**WORK TO COMPLETE**
Give only the number of lines in the data that contain the word "isenta".

Stored data entries:
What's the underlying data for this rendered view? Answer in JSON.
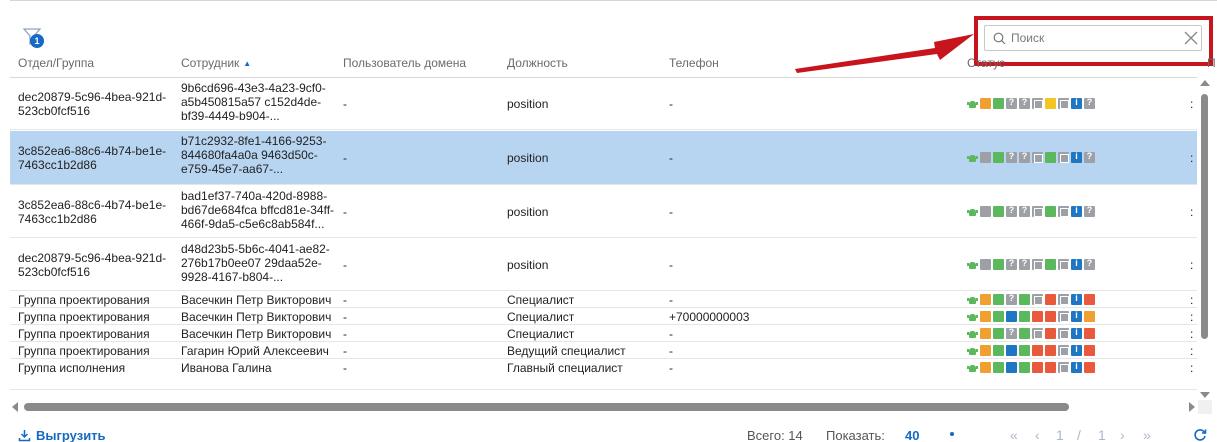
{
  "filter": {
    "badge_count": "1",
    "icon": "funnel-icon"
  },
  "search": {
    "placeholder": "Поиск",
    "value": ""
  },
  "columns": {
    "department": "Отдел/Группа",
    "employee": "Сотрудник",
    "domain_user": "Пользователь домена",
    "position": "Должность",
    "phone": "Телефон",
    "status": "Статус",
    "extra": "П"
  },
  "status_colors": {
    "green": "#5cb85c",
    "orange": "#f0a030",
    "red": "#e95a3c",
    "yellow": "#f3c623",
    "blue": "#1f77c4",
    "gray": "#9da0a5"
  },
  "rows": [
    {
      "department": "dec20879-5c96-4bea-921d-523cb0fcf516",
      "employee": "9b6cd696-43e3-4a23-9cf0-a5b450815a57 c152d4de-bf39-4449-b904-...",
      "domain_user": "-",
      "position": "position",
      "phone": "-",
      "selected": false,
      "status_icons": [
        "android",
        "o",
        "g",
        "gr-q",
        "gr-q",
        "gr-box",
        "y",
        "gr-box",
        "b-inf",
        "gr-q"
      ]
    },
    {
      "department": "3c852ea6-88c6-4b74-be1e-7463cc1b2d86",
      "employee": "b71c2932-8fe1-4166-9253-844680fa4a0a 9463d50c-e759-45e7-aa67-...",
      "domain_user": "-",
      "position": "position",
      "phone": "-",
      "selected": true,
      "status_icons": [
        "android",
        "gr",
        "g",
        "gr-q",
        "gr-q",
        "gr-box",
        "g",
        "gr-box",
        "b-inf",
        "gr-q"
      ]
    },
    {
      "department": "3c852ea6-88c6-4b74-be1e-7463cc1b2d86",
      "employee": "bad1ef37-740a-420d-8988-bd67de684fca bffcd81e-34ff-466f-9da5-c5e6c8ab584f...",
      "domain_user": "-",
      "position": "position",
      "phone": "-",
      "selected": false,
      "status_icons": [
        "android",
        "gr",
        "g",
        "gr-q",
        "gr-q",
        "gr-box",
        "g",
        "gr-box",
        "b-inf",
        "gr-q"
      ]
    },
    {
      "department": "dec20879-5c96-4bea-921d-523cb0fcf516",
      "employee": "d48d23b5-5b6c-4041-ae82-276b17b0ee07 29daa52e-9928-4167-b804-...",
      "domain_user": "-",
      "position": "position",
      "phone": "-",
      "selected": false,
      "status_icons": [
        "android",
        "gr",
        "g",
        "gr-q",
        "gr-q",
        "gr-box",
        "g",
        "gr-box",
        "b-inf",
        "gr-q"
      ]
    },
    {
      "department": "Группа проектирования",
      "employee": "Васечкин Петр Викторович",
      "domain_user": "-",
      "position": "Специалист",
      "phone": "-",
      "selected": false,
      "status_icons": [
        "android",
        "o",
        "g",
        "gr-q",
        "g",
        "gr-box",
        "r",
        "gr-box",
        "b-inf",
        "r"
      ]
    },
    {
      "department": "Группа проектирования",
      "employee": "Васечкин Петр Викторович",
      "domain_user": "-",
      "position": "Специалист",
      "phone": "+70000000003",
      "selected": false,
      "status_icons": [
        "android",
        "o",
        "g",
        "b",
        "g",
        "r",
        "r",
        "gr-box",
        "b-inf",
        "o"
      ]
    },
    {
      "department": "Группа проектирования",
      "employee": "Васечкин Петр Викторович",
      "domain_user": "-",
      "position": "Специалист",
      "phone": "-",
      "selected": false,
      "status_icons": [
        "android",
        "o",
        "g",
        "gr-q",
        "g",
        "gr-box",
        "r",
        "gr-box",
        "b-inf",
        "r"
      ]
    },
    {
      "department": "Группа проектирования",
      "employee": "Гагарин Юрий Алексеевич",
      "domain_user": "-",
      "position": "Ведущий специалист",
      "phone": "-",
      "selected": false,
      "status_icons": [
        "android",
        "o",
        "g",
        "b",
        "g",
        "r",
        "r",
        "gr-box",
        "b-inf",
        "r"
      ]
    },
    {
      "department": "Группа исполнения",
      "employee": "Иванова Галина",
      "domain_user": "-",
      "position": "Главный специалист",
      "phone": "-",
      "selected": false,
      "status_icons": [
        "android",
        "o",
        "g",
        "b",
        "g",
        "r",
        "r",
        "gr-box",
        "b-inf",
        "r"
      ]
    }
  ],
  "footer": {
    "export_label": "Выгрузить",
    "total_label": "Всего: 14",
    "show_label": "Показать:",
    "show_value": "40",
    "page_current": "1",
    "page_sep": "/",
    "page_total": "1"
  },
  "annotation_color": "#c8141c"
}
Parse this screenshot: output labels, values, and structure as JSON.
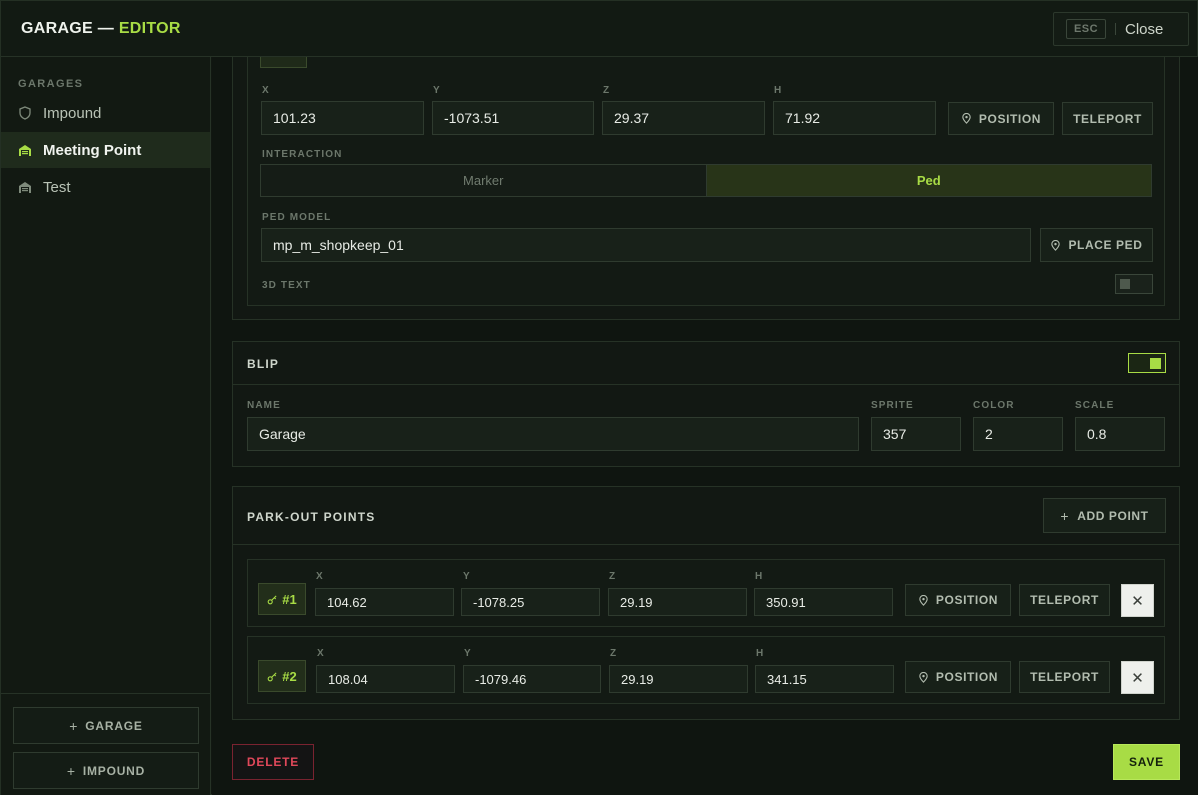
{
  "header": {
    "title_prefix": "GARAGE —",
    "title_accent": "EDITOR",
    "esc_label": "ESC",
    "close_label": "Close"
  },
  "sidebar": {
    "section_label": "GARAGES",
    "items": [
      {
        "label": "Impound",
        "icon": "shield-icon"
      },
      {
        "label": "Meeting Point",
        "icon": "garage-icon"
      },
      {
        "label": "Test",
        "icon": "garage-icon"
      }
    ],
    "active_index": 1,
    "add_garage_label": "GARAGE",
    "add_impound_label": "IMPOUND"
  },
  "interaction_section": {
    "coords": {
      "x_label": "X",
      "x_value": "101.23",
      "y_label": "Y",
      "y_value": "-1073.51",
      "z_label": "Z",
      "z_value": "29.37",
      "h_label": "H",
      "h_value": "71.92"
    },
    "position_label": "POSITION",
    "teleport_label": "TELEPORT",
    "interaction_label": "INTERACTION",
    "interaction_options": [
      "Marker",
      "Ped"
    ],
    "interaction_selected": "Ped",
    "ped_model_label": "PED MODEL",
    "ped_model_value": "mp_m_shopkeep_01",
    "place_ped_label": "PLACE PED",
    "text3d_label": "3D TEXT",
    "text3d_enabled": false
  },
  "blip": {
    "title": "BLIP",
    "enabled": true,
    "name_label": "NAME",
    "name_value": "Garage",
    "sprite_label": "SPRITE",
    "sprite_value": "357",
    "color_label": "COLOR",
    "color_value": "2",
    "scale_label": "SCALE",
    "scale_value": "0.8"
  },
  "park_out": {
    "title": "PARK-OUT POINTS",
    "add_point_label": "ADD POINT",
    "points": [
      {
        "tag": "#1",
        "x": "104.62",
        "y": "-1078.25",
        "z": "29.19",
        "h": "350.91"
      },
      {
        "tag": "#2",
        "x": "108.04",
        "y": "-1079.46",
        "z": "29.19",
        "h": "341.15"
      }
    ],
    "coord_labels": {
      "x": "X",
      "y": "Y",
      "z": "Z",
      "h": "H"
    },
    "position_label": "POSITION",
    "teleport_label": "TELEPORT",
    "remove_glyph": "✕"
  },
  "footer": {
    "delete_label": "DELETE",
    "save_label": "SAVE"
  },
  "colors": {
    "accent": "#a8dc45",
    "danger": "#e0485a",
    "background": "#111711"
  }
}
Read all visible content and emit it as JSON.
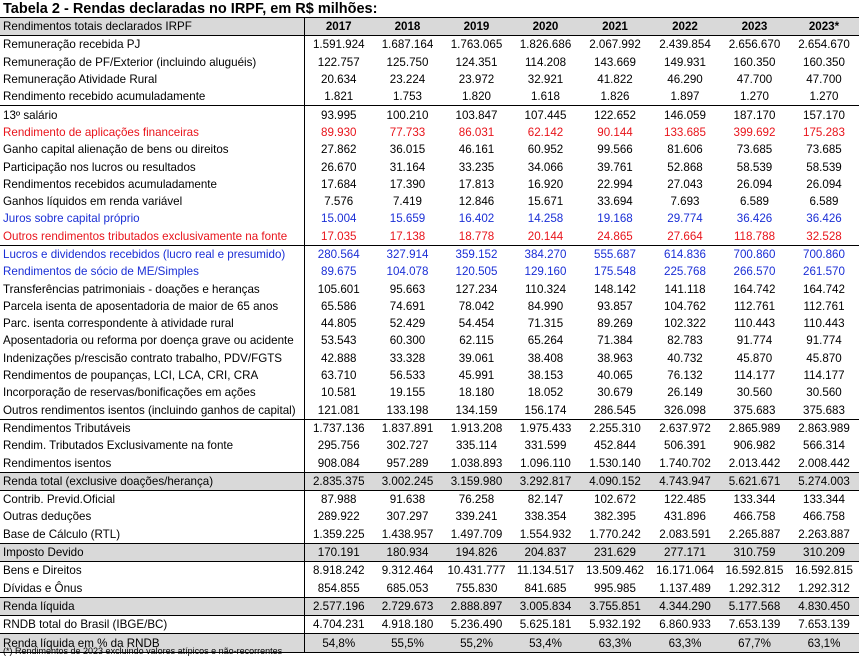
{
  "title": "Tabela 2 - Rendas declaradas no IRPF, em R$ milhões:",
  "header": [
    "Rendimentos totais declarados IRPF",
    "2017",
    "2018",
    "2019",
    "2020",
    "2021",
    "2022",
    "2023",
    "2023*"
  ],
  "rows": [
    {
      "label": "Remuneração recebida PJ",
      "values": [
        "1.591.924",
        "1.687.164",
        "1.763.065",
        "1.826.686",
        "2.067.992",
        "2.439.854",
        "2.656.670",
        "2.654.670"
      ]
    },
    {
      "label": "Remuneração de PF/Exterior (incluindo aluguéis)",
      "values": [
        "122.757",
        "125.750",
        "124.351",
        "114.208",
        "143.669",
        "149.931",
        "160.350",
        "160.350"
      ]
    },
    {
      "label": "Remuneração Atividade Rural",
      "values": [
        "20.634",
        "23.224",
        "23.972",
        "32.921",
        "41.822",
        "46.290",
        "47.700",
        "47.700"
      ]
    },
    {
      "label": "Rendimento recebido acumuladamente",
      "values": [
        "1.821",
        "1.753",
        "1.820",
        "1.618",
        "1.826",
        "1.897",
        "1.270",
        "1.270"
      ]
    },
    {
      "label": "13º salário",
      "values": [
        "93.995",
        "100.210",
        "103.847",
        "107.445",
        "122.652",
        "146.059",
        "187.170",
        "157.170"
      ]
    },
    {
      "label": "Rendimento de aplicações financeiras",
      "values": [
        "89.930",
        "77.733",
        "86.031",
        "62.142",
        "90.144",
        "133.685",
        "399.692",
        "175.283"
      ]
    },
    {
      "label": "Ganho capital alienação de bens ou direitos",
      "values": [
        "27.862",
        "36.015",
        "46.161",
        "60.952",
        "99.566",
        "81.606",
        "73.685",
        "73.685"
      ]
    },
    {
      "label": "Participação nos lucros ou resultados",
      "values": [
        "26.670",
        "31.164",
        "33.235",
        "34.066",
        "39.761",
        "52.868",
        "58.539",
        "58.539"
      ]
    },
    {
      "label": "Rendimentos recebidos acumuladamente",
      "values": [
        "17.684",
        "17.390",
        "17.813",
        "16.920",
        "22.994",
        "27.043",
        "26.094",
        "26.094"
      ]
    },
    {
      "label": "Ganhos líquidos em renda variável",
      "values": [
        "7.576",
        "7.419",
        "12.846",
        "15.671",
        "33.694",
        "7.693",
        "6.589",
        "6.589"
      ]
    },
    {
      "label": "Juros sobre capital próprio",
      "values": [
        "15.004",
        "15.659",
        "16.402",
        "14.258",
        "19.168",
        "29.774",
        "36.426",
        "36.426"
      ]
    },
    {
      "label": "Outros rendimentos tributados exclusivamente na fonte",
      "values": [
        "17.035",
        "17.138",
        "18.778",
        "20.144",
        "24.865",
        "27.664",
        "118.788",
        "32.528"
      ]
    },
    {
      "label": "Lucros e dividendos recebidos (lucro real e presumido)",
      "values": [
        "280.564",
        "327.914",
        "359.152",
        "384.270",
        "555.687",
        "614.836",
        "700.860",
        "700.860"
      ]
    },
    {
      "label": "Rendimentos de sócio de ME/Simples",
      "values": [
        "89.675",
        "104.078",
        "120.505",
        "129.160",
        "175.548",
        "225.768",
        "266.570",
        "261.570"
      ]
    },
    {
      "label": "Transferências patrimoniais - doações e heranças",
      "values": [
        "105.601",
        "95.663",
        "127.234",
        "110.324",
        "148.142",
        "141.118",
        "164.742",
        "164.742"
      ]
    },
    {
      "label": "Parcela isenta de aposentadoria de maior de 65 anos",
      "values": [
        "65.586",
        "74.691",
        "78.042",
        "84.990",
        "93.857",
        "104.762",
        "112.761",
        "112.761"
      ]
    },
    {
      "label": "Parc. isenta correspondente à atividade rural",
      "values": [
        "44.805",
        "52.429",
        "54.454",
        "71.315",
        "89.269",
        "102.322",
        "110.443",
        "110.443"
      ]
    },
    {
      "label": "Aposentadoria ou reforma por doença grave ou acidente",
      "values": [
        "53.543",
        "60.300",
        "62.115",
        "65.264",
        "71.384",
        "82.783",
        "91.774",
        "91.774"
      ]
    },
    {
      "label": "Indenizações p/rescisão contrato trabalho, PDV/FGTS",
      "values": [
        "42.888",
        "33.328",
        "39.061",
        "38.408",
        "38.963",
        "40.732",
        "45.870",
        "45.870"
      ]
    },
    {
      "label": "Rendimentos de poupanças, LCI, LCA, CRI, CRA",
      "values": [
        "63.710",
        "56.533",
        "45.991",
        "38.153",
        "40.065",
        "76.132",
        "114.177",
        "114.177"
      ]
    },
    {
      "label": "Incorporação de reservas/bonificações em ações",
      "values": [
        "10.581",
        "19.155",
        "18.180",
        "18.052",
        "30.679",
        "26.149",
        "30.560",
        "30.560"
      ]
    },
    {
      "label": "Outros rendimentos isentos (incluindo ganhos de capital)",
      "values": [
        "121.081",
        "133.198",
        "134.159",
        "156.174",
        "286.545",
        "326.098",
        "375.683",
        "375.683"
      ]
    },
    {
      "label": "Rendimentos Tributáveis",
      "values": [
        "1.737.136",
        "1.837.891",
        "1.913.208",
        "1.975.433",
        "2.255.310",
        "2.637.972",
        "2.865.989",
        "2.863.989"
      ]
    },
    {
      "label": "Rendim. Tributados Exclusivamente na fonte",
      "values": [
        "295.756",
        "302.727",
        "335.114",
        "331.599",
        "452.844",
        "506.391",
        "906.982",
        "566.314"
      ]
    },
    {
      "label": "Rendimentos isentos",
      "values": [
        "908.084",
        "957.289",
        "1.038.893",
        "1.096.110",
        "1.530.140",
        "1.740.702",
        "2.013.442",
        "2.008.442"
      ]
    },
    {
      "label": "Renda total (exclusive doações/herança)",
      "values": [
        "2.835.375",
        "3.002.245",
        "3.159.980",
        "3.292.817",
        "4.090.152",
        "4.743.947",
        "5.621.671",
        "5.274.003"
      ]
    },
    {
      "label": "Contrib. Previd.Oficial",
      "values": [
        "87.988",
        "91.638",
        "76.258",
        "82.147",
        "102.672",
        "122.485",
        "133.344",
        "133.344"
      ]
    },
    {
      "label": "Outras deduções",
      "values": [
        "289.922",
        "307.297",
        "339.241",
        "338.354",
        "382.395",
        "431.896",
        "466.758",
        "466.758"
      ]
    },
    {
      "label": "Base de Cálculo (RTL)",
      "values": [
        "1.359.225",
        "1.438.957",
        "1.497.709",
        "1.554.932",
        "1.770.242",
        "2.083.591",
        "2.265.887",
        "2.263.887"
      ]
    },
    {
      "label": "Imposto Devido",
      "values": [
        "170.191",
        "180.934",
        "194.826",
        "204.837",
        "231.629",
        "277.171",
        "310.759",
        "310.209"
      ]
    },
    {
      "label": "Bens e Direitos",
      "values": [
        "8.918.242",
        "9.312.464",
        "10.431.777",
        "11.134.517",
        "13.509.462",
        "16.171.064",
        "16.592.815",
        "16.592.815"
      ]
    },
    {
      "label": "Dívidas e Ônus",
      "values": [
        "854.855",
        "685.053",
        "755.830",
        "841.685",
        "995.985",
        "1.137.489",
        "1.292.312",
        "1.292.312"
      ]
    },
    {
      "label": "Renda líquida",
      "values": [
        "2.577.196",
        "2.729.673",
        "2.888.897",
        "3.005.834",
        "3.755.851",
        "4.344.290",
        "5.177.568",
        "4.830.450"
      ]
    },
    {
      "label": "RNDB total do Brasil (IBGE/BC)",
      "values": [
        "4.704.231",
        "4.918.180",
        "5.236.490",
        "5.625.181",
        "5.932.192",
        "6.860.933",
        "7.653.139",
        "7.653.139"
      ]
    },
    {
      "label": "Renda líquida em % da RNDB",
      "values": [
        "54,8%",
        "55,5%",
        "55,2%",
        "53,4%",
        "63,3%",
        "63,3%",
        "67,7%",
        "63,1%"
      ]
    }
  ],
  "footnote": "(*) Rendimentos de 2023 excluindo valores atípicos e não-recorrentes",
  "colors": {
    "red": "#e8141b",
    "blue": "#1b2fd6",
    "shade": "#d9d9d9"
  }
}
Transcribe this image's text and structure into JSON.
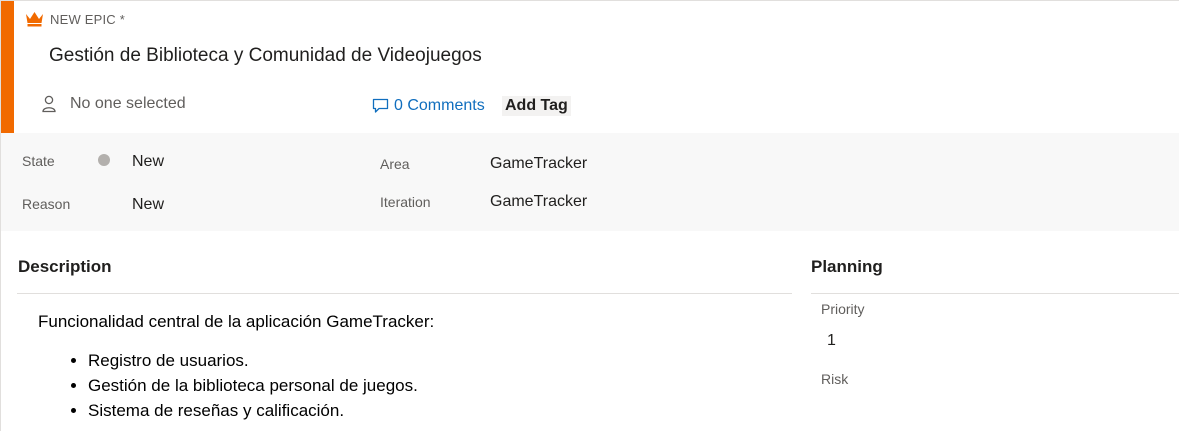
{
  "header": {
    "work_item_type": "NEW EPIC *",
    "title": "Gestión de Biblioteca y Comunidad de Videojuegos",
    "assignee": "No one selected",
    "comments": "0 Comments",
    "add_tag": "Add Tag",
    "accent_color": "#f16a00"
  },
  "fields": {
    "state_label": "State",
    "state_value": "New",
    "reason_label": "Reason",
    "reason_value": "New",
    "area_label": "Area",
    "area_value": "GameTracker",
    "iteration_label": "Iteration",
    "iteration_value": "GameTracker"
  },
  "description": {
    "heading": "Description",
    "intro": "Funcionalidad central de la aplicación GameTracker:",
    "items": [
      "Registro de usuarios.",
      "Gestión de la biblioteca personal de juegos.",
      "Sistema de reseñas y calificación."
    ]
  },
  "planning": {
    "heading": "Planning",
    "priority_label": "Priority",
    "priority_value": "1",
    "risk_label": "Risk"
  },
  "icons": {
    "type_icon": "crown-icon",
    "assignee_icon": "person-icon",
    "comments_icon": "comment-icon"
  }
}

**EXERCISE RESULT**
2